- **Stated problem**: Identify every line in the records below that contains the word "views", and copy each of those lines.

- **Entries**:
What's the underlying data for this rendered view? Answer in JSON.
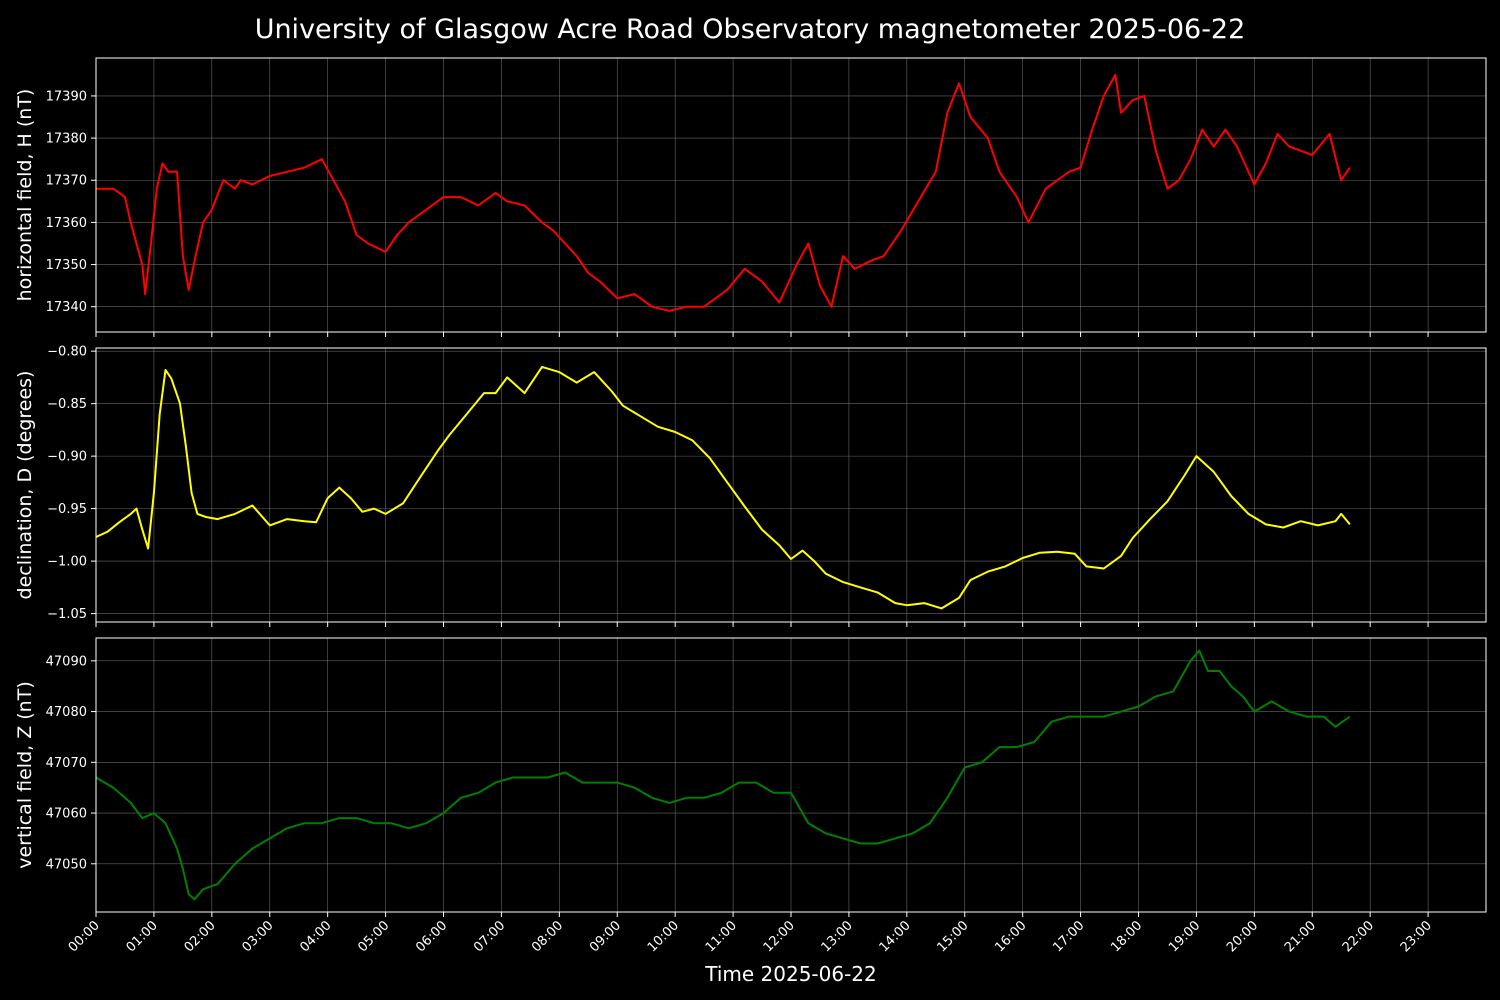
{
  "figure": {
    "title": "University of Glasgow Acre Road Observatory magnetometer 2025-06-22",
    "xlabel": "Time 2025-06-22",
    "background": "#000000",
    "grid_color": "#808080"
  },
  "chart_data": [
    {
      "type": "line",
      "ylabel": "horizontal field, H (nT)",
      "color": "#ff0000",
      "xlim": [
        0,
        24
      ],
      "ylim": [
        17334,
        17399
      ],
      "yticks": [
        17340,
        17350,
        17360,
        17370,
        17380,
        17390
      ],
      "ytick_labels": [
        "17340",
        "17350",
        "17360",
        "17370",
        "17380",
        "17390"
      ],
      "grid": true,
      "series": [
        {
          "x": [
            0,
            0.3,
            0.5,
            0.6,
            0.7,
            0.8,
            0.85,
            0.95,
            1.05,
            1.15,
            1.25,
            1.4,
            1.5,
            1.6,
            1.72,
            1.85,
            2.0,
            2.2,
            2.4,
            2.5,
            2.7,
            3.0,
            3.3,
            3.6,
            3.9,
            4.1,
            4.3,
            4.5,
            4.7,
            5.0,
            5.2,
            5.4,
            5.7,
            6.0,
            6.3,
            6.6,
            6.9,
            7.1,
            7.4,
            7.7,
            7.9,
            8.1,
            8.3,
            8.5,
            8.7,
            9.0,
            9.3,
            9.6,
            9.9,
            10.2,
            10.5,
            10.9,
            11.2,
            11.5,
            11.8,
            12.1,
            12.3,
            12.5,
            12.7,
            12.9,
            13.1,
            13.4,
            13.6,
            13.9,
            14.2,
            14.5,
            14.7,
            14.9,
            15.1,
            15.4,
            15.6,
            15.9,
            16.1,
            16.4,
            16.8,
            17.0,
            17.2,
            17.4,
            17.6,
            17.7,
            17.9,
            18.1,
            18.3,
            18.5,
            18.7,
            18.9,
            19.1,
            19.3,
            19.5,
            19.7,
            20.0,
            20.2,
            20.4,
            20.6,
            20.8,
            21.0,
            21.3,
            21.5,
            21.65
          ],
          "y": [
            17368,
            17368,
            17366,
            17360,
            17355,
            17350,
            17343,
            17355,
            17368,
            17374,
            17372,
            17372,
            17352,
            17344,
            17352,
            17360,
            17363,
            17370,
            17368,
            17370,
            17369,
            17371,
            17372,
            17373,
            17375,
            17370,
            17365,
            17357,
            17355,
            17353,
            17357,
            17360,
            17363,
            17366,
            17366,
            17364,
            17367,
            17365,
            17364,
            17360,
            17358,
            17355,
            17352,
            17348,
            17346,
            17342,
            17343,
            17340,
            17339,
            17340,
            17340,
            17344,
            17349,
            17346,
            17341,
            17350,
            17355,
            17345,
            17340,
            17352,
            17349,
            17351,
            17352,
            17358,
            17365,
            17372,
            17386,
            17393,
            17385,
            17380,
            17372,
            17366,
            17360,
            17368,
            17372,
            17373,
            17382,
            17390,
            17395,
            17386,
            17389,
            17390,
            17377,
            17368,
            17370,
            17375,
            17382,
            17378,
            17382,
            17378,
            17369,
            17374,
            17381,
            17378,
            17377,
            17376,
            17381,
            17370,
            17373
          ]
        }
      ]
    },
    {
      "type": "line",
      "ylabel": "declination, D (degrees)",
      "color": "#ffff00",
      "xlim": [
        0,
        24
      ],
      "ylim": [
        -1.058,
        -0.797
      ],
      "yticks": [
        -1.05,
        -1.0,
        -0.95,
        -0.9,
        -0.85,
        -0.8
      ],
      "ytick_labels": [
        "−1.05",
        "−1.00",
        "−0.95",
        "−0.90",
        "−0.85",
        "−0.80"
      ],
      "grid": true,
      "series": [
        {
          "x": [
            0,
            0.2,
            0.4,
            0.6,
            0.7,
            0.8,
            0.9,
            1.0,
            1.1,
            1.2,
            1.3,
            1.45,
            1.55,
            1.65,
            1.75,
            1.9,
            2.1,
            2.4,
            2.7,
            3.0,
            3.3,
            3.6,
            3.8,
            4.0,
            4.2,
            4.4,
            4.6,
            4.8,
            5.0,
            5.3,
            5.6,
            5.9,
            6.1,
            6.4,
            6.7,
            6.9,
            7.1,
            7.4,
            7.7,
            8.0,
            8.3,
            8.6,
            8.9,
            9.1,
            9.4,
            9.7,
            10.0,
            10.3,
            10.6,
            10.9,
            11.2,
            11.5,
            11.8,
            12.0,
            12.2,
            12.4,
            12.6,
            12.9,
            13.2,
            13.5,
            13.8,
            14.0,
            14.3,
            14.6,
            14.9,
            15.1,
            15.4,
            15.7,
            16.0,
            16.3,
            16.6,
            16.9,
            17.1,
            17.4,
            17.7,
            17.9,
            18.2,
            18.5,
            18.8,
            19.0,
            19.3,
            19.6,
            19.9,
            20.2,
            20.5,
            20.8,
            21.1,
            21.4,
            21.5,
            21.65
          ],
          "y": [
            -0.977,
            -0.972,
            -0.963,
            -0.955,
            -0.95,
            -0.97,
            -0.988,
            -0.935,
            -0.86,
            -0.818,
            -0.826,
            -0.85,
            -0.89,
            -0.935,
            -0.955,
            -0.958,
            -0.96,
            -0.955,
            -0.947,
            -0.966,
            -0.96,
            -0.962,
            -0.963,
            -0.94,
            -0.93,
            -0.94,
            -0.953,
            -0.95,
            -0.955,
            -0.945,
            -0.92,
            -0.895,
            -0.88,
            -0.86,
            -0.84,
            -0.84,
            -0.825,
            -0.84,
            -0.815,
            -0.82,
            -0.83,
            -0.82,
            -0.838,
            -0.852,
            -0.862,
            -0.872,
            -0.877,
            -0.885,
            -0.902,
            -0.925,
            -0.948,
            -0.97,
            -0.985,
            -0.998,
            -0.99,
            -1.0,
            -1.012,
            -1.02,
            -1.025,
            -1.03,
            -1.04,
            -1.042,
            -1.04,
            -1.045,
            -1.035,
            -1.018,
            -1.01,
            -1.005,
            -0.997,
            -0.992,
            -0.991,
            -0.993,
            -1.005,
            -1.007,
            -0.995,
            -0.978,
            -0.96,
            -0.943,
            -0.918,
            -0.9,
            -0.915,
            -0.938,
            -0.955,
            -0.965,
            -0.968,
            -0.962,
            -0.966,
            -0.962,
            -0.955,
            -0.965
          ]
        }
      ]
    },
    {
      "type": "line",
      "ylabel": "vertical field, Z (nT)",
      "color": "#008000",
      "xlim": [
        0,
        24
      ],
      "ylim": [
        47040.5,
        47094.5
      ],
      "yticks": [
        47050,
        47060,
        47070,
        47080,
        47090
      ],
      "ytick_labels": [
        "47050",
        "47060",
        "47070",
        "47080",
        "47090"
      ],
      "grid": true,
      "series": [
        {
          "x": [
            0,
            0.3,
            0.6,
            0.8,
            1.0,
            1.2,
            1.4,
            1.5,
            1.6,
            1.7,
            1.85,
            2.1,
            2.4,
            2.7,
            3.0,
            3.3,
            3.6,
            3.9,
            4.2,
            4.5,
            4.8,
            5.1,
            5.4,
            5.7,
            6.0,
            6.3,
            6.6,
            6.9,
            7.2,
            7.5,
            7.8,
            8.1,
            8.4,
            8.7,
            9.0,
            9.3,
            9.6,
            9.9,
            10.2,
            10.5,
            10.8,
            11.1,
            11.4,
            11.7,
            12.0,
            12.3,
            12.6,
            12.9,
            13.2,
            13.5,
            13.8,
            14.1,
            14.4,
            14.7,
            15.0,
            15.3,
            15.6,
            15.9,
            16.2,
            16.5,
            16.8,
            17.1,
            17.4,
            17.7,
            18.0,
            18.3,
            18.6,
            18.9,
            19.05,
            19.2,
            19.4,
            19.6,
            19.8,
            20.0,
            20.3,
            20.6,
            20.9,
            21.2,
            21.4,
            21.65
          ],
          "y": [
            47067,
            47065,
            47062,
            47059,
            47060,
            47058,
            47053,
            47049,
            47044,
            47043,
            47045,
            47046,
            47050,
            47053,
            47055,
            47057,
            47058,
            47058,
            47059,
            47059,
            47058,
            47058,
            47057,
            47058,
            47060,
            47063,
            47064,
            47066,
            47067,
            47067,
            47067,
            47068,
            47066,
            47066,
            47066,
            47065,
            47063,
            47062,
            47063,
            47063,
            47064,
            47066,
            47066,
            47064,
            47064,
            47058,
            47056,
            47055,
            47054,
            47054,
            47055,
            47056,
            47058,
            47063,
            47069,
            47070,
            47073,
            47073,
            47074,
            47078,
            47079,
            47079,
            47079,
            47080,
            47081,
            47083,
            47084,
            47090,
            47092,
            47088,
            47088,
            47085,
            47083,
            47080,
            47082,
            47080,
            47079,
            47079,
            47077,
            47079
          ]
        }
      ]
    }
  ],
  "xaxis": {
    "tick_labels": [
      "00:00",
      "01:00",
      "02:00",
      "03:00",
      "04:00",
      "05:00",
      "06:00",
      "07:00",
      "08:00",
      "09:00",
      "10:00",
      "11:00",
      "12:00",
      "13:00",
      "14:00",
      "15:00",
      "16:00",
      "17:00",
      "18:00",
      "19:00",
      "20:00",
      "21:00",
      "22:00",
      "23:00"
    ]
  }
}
* * *
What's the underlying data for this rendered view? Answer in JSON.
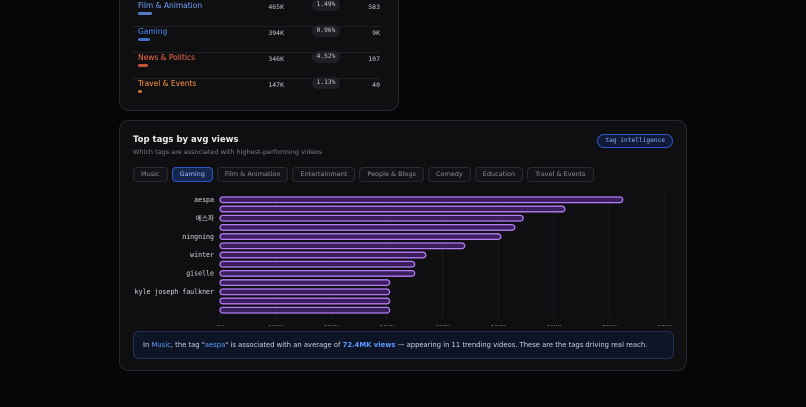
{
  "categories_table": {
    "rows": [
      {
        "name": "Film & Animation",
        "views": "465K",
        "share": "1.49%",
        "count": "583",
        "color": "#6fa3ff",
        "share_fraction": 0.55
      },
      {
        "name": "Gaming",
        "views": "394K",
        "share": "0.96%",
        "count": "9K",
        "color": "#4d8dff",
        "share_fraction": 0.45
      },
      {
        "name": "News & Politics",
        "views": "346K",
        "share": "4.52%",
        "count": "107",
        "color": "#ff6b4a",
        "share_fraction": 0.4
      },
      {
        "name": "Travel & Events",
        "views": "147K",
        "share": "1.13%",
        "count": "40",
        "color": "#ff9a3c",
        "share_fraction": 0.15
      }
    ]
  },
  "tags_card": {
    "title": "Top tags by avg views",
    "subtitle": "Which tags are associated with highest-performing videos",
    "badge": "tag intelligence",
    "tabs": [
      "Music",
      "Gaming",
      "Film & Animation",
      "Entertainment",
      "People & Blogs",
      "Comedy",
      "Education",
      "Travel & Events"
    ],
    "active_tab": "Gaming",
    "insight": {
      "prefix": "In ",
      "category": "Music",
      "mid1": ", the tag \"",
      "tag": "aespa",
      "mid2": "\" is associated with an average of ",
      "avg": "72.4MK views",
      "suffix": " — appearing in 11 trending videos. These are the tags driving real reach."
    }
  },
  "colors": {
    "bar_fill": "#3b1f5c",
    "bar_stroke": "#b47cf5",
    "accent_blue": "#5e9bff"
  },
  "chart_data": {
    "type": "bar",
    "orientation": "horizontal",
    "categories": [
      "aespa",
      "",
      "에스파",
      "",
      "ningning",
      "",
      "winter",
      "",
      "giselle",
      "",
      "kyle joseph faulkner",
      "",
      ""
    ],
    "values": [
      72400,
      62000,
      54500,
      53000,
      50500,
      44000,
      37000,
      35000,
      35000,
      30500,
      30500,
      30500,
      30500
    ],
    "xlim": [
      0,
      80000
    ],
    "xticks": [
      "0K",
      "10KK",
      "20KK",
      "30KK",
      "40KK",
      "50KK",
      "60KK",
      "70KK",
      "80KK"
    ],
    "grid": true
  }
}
==
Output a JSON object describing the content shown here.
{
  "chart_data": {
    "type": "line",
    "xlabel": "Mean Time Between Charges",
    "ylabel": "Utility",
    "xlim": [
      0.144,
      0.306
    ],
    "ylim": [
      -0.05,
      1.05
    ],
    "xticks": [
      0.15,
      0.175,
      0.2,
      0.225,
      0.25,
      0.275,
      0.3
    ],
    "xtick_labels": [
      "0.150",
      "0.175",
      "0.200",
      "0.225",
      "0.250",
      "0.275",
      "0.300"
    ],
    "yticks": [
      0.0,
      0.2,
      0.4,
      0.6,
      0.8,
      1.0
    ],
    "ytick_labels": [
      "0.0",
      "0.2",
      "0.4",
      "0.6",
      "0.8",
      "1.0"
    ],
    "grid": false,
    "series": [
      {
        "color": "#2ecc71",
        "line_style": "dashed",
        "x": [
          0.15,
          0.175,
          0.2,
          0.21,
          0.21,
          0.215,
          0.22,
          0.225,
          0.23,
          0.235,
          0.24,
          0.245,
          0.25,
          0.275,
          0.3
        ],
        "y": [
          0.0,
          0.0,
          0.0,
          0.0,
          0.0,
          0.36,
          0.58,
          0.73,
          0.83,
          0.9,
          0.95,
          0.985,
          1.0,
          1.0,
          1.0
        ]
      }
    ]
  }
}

- **Output of the task**:
        "views": "465K",
        "views": "394K",
        "views": "346K",
        "views": "147K",
    "title": "Top tags by avg views",
      "avg": "72.4MK views",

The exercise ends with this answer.